* Instructions for the task *
Beginning with the line that contains "Convert this document image to plain text.", reproduce the remaining lines of the material exactly, up to and including the last one, but no pictures.

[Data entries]
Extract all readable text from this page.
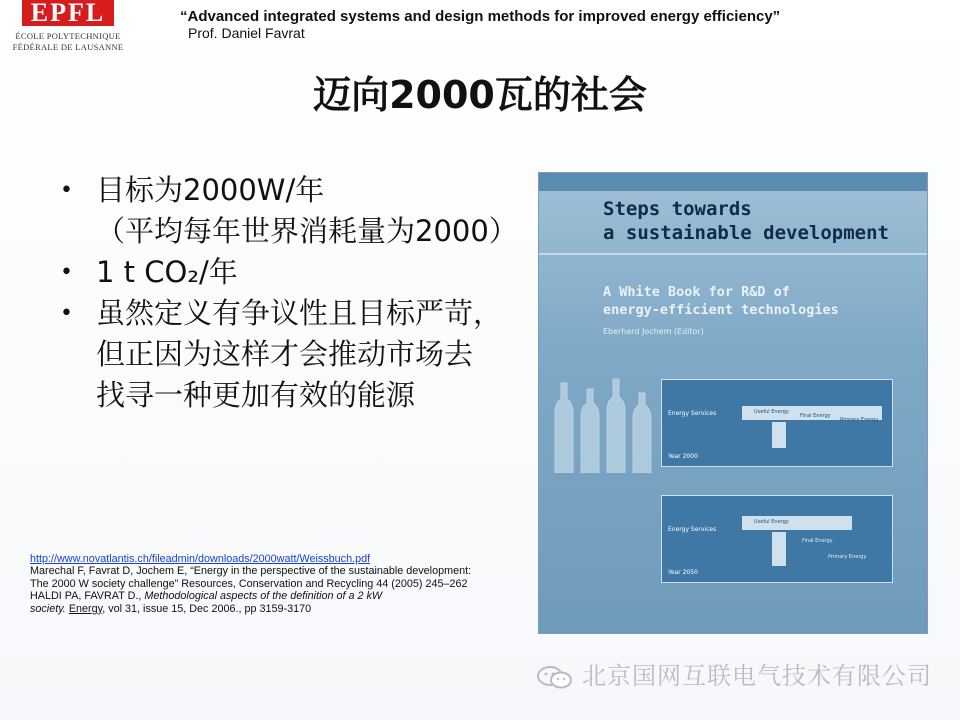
EPFL
ÉCOLE POLYTECHNIQUE
FÉDÉRALE DE LAUSANNE
“Advanced integrated systems and design methods for improved energy efficiency”
Prof. Daniel Favrat
迈向2000瓦的社会
• 目标为2000W/年
（平均每年世界消耗量为2000）
• 1 t CO₂/年
• 虽然定义有争议性且目标严苛，
但正因为这样才会推动市场去
找寻一种更加有效的能源
http://www.novatlantis.ch/fileadmin/downloads/2000watt/Weissbuch.pdf
Marechal F, Favrat D, Jochem E, “Energy in the perspective of the sustainable development:
The 2000 W society challenge” Resources, Conservation and Recycling 44 (2005) 245–262
HALDI PA, FAVRAT D., Methodological aspects of the definition of a 2 kW
society. Energy, vol 31, issue 15, Dec 2006., pp 3159-3170
Steps towards
a sustainable development
A White Book for R&D of
energy-efficient technologies
Eberhard Jochem (Editor)
Energy Services
Year 2000
Useful Energy
Final Energy
Primary Energy
Energy Services
Year 2050
Useful Energy
Final Energy
Primary Energy
北京国网互联电气技术有限公司
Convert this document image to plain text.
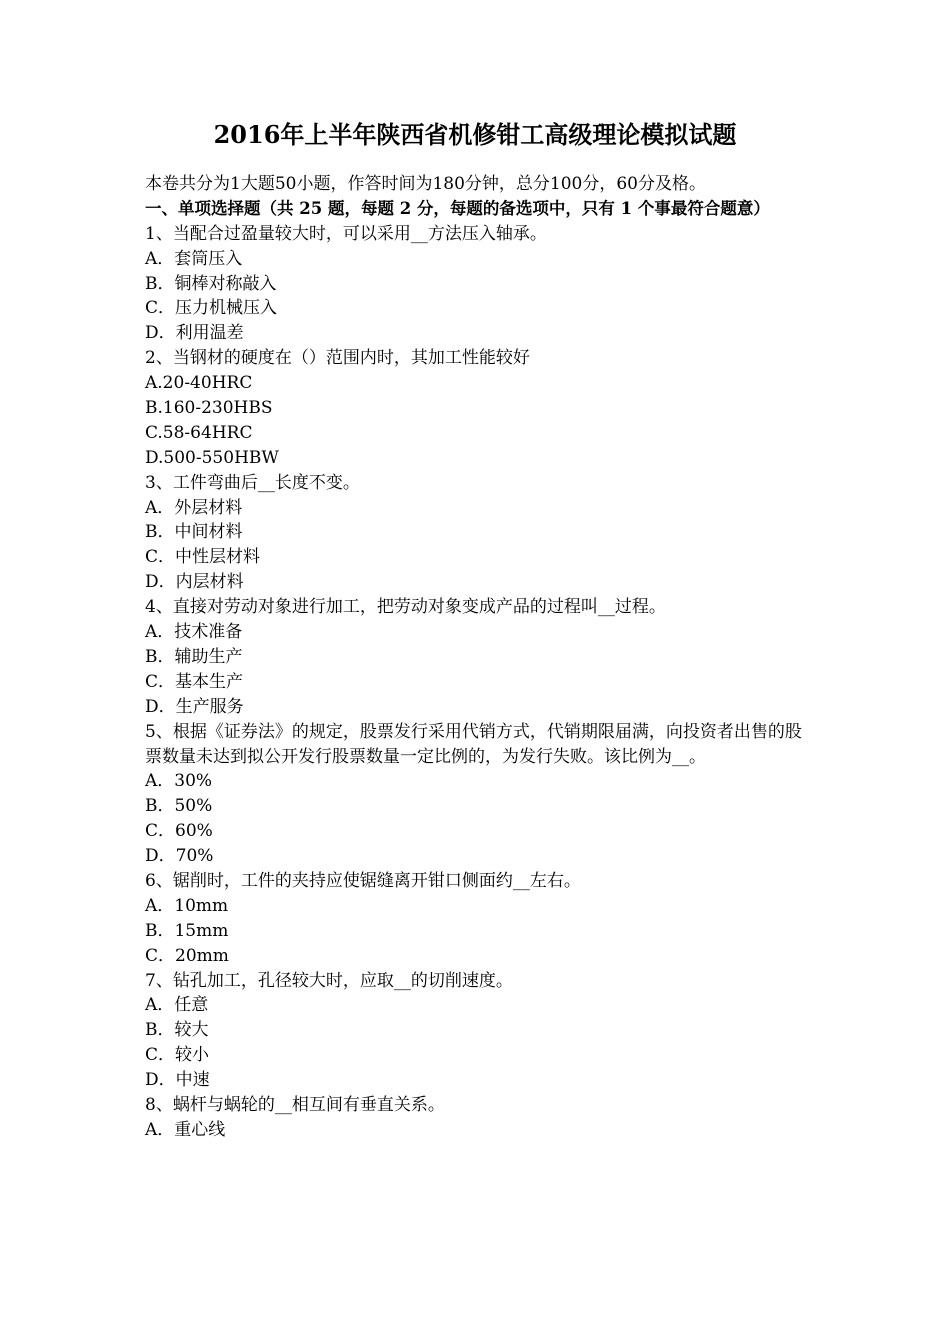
2016年上半年陕西省机修钳工高级理论模拟试题
本卷共分为1大题50小题，作答时间为180分钟，总分100分，60分及格。
一、单项选择题（共 25 题，每题 2 分，每题的备选项中，只有 1 个事最符合题意）
1、当配合过盈量较大时，可以采用__方法压入轴承。
A．套筒压入
B．铜棒对称敲入
C．压力机械压入
D．利用温差
2、当钢材的硬度在（）范围内时，其加工性能较好
A.20-40HRC
B.160-230HBS
C.58-64HRC
D.500-550HBW
3、工件弯曲后__长度不变。
A．外层材料
B．中间材料
C．中性层材料
D．内层材料
4、直接对劳动对象进行加工，把劳动对象变成产品的过程叫__过程。
A．技术准备
B．辅助生产
C．基本生产
D．生产服务
5、根据《证券法》的规定，股票发行采用代销方式，代销期限届满，向投资者出售的股票数量未达到拟公开发行股票数量一定比例的，为发行失败。该比例为__。
A．30%
B．50%
C．60%
D．70%
6、锯削时，工件的夹持应使锯缝离开钳口侧面约__左右。
A．10mm
B．15mm
C．20mm
7、钻孔加工，孔径较大时，应取__的切削速度。
A．任意
B．较大
C．较小
D．中速
8、蜗杆与蜗轮的__相互间有垂直关系。
A．重心线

* Correct result *
Convert this document image to plain text.
2016年上半年陕西省机修钳工高级理论模拟试题
本卷共分为1大题50小题，作答时间为180分钟，总分100分，60分及格。
一、单项选择题（共 25 题，每题 2 分，每题的备选项中，只有 1 个事最符合题意）
1、当配合过盈量较大时，可以采用__方法压入轴承。
A．套筒压入
B．铜棒对称敲入
C．压力机械压入
D．利用温差
2、当钢材的硬度在（）范围内时，其加工性能较好
A.20-40HRC
B.160-230HBS
C.58-64HRC
D.500-550HBW
3、工件弯曲后__长度不变。
A．外层材料
B．中间材料
C．中性层材料
D．内层材料
4、直接对劳动对象进行加工，把劳动对象变成产品的过程叫__过程。
A．技术准备
B．辅助生产
C．基本生产
D．生产服务
5、根据《证券法》的规定，股票发行采用代销方式，代销期限届满，向投资者出售的股票数量未达到拟公开发行股票数量一定比例的，为发行失败。该比例为__。
A．30%
B．50%
C．60%
D．70%
6、锯削时，工件的夹持应使锯缝离开钳口侧面约__左右。
A．10mm
B．15mm
C．20mm
7、钻孔加工，孔径较大时，应取__的切削速度。
A．任意
B．较大
C．较小
D．中速
8、蜗杆与蜗轮的__相互间有垂直关系。
A．重心线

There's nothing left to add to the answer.